▶ **Supplied entries**:
......

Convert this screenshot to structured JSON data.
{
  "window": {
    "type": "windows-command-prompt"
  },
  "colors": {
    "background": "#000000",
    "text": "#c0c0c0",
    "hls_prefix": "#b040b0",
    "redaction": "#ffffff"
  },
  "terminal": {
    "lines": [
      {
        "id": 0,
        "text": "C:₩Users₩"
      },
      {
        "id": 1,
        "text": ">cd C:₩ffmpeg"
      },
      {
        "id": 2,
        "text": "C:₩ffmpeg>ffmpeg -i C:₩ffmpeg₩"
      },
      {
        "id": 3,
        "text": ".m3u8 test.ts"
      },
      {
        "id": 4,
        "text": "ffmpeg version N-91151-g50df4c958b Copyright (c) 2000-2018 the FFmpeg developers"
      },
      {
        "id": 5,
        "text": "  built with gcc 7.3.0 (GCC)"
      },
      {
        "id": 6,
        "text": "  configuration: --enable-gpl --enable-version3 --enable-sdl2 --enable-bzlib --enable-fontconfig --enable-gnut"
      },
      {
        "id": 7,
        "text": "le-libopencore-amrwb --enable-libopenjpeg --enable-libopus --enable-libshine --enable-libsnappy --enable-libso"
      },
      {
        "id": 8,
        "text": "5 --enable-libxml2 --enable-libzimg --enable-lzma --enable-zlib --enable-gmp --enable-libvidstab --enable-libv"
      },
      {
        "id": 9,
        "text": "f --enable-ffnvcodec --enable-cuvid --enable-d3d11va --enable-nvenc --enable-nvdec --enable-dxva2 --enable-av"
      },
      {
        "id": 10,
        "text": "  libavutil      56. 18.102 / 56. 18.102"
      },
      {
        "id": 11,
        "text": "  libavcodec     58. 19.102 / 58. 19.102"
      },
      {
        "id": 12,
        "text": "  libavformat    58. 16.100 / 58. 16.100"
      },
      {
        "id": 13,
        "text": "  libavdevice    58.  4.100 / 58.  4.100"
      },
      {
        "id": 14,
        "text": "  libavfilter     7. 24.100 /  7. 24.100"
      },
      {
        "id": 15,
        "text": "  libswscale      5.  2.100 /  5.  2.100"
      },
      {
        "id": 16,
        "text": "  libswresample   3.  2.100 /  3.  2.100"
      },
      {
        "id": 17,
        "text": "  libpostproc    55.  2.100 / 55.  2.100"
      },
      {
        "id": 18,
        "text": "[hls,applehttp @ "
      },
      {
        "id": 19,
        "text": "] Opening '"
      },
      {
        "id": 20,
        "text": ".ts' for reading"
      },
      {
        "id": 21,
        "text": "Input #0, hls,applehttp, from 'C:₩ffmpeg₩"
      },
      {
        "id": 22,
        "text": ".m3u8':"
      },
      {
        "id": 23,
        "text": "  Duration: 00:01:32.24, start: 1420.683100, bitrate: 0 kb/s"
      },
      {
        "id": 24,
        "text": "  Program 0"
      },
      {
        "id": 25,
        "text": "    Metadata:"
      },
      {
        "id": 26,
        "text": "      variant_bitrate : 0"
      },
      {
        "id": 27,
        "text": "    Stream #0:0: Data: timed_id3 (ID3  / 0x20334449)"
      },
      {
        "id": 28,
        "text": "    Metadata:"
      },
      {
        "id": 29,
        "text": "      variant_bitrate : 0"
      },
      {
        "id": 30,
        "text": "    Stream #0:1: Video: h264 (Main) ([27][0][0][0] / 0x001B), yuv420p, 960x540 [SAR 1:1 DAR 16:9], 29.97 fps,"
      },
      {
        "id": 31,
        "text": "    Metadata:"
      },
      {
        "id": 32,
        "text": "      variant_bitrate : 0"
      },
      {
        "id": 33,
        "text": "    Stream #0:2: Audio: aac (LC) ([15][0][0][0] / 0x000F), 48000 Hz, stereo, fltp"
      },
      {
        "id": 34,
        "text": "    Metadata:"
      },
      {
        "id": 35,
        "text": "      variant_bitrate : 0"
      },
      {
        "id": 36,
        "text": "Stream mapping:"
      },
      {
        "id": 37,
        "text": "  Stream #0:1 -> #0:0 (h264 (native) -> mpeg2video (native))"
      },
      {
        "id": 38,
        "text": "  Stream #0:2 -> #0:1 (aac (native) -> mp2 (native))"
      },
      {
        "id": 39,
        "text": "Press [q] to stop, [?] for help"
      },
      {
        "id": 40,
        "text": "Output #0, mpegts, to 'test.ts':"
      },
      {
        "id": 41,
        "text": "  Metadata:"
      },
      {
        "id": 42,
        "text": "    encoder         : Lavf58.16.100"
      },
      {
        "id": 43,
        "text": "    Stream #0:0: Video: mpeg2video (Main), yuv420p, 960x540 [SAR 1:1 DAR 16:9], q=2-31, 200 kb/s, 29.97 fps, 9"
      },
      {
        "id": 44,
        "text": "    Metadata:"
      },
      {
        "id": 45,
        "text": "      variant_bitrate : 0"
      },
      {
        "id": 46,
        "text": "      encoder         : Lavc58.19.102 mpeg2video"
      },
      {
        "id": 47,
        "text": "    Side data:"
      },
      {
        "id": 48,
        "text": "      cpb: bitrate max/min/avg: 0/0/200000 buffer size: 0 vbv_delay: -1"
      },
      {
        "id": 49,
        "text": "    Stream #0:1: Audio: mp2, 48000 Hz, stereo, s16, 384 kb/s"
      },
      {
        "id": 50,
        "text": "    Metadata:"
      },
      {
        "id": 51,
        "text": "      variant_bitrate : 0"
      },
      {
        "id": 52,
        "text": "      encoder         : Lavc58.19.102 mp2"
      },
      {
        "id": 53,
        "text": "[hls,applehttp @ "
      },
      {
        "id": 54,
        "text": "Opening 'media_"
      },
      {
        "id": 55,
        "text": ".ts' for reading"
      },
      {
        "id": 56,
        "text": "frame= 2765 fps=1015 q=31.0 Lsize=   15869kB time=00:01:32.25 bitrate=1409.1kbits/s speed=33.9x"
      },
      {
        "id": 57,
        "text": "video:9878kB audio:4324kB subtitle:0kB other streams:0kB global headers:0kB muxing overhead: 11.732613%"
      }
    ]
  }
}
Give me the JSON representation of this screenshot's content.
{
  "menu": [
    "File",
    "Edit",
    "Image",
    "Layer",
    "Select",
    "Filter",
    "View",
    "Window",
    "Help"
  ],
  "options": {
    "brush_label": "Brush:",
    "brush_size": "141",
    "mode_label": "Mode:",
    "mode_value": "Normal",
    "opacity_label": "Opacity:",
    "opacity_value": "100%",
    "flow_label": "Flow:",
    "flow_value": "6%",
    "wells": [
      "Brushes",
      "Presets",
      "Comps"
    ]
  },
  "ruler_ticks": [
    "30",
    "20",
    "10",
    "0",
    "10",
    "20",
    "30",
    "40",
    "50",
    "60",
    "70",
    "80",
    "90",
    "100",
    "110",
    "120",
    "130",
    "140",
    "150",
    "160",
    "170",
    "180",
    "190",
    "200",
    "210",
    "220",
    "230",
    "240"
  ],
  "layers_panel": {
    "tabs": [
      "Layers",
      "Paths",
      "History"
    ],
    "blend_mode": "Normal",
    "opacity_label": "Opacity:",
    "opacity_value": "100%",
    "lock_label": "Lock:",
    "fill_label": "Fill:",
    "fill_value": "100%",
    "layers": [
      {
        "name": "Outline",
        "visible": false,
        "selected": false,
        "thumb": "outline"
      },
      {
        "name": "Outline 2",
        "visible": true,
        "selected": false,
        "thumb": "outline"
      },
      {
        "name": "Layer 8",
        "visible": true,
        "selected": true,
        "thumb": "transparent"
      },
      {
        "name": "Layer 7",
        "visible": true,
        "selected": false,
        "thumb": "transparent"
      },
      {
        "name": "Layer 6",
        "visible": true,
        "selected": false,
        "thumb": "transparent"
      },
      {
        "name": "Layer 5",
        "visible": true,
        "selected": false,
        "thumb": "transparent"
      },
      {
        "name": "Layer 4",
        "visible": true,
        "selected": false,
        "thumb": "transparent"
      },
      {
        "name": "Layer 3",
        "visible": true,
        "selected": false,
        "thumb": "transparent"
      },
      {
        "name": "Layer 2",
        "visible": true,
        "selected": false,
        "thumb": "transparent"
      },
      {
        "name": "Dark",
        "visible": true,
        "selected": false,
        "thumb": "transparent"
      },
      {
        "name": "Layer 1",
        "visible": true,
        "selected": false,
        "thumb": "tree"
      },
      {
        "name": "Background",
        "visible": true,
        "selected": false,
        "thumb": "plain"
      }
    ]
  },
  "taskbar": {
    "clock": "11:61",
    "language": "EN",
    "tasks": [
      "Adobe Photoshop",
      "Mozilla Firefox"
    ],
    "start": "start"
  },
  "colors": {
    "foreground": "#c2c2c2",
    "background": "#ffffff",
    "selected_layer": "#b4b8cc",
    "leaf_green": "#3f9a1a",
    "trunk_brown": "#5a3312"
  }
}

......

Select the lines from the entries that include the word "screenshot".

▶ **Result below**:
Convert this screenshot to structured JSON data.
Give me the JSON representation of this screenshot's content.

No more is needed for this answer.